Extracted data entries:
------------------------------------

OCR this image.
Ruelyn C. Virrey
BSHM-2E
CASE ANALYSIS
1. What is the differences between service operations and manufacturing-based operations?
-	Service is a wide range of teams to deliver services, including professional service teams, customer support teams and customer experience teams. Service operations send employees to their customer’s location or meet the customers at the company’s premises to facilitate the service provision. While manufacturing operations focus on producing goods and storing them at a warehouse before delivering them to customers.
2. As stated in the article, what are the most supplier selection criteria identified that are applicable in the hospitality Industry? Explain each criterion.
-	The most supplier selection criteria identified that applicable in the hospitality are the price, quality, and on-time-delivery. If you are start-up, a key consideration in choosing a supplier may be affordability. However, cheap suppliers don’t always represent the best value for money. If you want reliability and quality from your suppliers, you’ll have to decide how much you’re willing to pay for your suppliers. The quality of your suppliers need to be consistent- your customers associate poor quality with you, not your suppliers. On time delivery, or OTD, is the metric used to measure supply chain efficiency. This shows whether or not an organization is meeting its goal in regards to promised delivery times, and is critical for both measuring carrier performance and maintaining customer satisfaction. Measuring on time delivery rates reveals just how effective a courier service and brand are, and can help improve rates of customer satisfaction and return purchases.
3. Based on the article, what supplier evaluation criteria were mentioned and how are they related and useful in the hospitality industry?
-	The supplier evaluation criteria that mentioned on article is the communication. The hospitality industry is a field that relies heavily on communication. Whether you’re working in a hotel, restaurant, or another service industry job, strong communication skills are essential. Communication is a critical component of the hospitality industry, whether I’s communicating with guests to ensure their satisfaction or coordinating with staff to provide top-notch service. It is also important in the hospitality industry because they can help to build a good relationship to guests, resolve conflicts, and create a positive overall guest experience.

------------------------------------

## Problem details
Output the listing above word for word.

## Result of the task
OCR this image.
Ruelyn C. Virrey
BSHM-2E
CASE ANALYSIS
1. What is the differences between service operations and manufacturing-based operations?
-	Service is a wide range of teams to deliver services, including professional service teams, customer support teams and customer experience teams. Service operations send employees to their customer’s location or meet the customers at the company’s premises to facilitate the service provision. While manufacturing operations focus on producing goods and storing them at a warehouse before delivering them to customers.
2. As stated in the article, what are the most supplier selection criteria identified that are applicable in the hospitality Industry? Explain each criterion.
-	The most supplier selection criteria identified that applicable in the hospitality are the price, quality, and on-time-delivery. If you are start-up, a key consideration in choosing a supplier may be affordability. However, cheap suppliers don’t always represent the best value for money. If you want reliability and quality from your suppliers, you’ll have to decide how much you’re willing to pay for your suppliers. The quality of your suppliers need to be consistent- your customers associate poor quality with you, not your suppliers. On time delivery, or OTD, is the metric used to measure supply chain efficiency. This shows whether or not an organization is meeting its goal in regards to promised delivery times, and is critical for both measuring carrier performance and maintaining customer satisfaction. Measuring on time delivery rates reveals just how effective a courier service and brand are, and can help improve rates of customer satisfaction and return purchases.
3. Based on the article, what supplier evaluation criteria were mentioned and how are they related and useful in the hospitality industry?
-	The supplier evaluation criteria that mentioned on article is the communication. The hospitality industry is a field that relies heavily on communication. Whether you’re working in a hotel, restaurant, or another service industry job, strong communication skills are essential. Communication is a critical component of the hospitality industry, whether I’s communicating with guests to ensure their satisfaction or coordinating with staff to provide top-notch service. It is also important in the hospitality industry because they can help to build a good relationship to guests, resolve conflicts, and create a positive overall guest experience.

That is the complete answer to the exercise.